» Task brief: Every entry below must be repeated exactly; skip the pictures.
>>
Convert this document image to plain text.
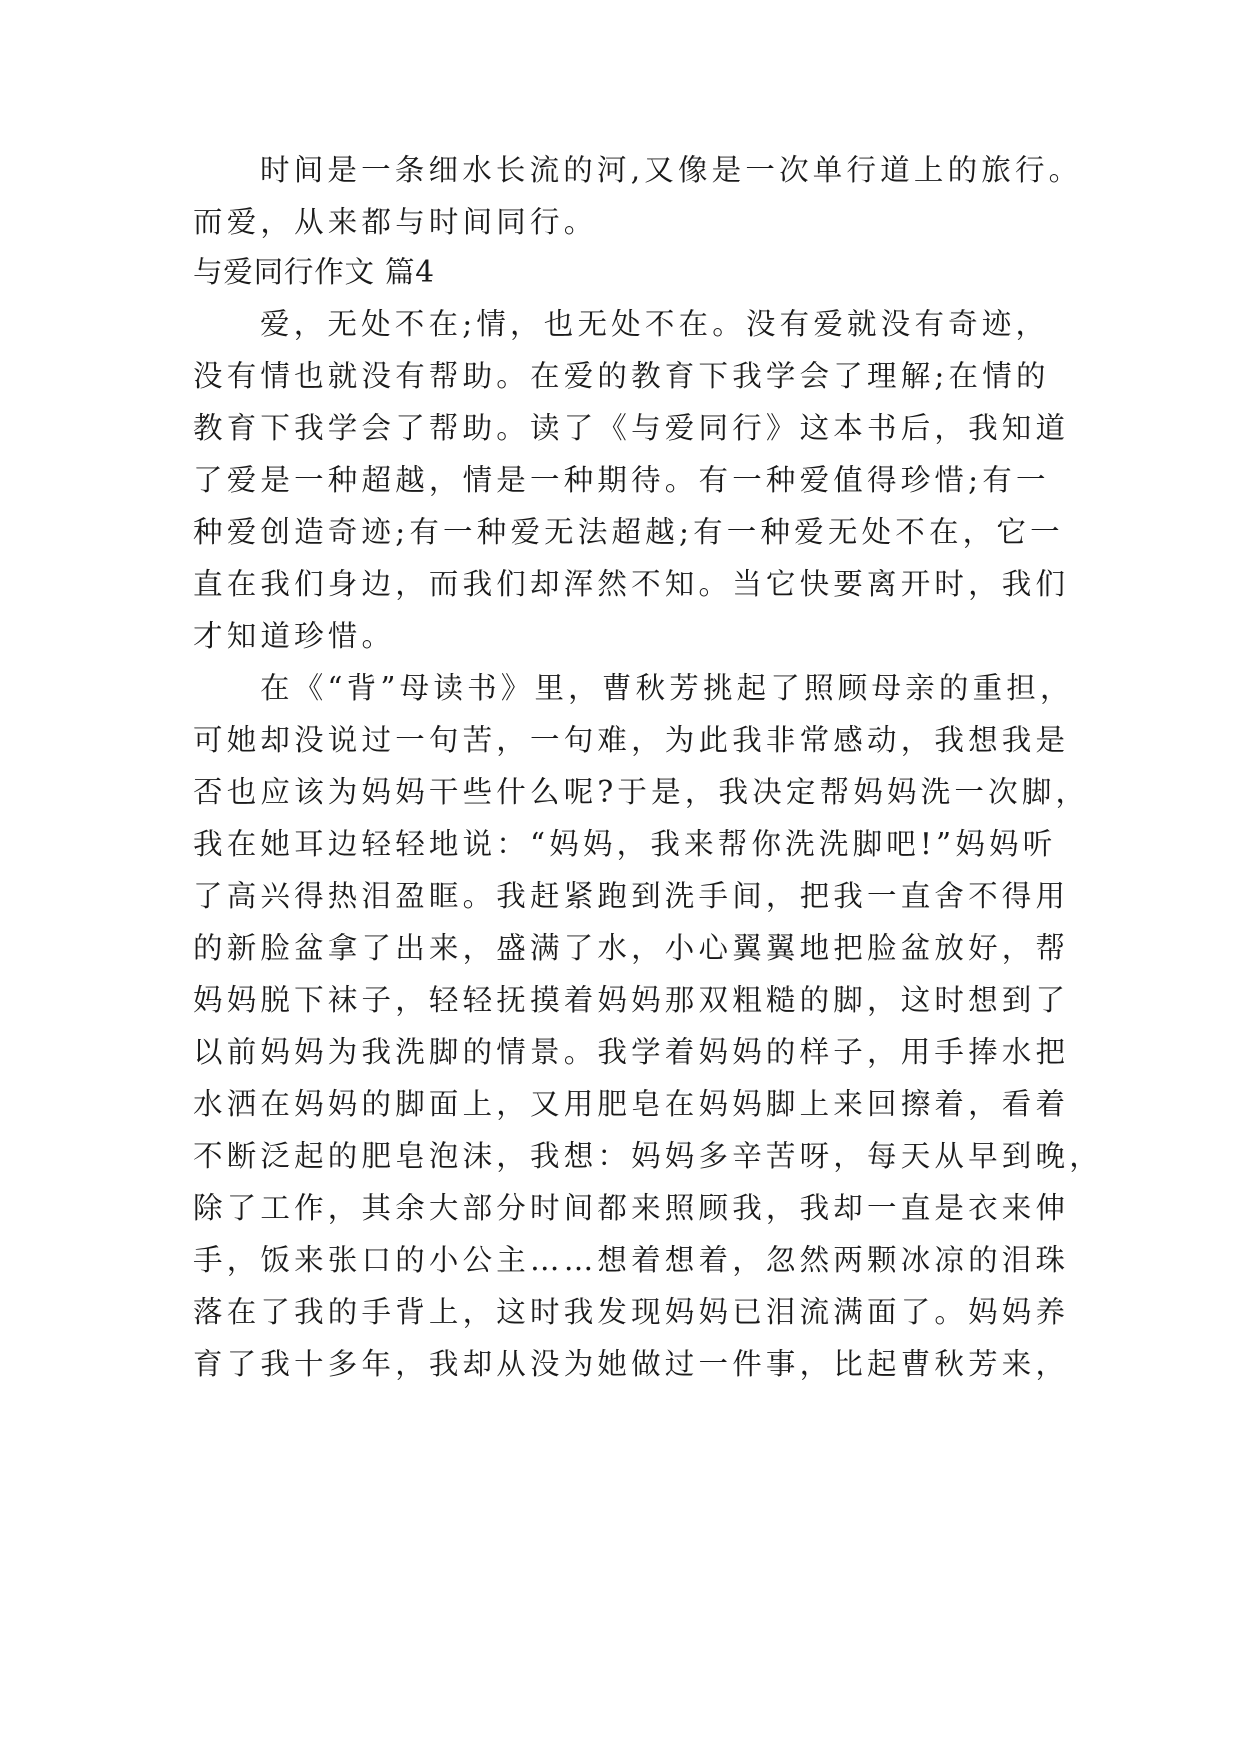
时间是一条细水长流的河,又像是一次单行道上的旅行。
而爱，从来都与时间同行。
与爱同行作文 篇4
爱，无处不在;情，也无处不在。没有爱就没有奇迹，
没有情也就没有帮助。在爱的教育下我学会了理解;在情的
教育下我学会了帮助。读了《与爱同行》这本书后，我知道
了爱是一种超越，情是一种期待。有一种爱值得珍惜;有一
种爱创造奇迹;有一种爱无法超越;有一种爱无处不在，它一
直在我们身边，而我们却浑然不知。当它快要离开时，我们
才知道珍惜。
在《“背”母读书》里，曹秋芳挑起了照顾母亲的重担，
可她却没说过一句苦，一句难，为此我非常感动，我想我是
否也应该为妈妈干些什么呢?于是，我决定帮妈妈洗一次脚，
我在她耳边轻轻地说：“妈妈，我来帮你洗洗脚吧!”妈妈听
了高兴得热泪盈眶。我赶紧跑到洗手间，把我一直舍不得用
的新脸盆拿了出来，盛满了水，小心翼翼地把脸盆放好，帮
妈妈脱下袜子，轻轻抚摸着妈妈那双粗糙的脚，这时想到了
以前妈妈为我洗脚的情景。我学着妈妈的样子，用手捧水把
水洒在妈妈的脚面上，又用肥皂在妈妈脚上来回擦着，看着
不断泛起的肥皂泡沫，我想：妈妈多辛苦呀，每天从早到晚，
除了工作，其余大部分时间都来照顾我，我却一直是衣来伸
手，饭来张口的小公主……想着想着，忽然两颗冰凉的泪珠
落在了我的手背上，这时我发现妈妈已泪流满面了。妈妈养
育了我十多年，我却从没为她做过一件事，比起曹秋芳来，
<<
» Exercise solution:
Convert this document image to plain text.
时间是一条细水长流的河,又像是一次单行道上的旅行。
而爱，从来都与时间同行。
与爱同行作文 篇4
爱，无处不在;情，也无处不在。没有爱就没有奇迹，
没有情也就没有帮助。在爱的教育下我学会了理解;在情的
教育下我学会了帮助。读了《与爱同行》这本书后，我知道
了爱是一种超越，情是一种期待。有一种爱值得珍惜;有一
种爱创造奇迹;有一种爱无法超越;有一种爱无处不在，它一
直在我们身边，而我们却浑然不知。当它快要离开时，我们
才知道珍惜。
在《“背”母读书》里，曹秋芳挑起了照顾母亲的重担，
可她却没说过一句苦，一句难，为此我非常感动，我想我是
否也应该为妈妈干些什么呢?于是，我决定帮妈妈洗一次脚，
我在她耳边轻轻地说：“妈妈，我来帮你洗洗脚吧!”妈妈听
了高兴得热泪盈眶。我赶紧跑到洗手间，把我一直舍不得用
的新脸盆拿了出来，盛满了水，小心翼翼地把脸盆放好，帮
妈妈脱下袜子，轻轻抚摸着妈妈那双粗糙的脚，这时想到了
以前妈妈为我洗脚的情景。我学着妈妈的样子，用手捧水把
水洒在妈妈的脚面上，又用肥皂在妈妈脚上来回擦着，看着
不断泛起的肥皂泡沫，我想：妈妈多辛苦呀，每天从早到晚，
除了工作，其余大部分时间都来照顾我，我却一直是衣来伸
手，饭来张口的小公主……想着想着，忽然两颗冰凉的泪珠
落在了我的手背上，这时我发现妈妈已泪流满面了。妈妈养
育了我十多年，我却从没为她做过一件事，比起曹秋芳来，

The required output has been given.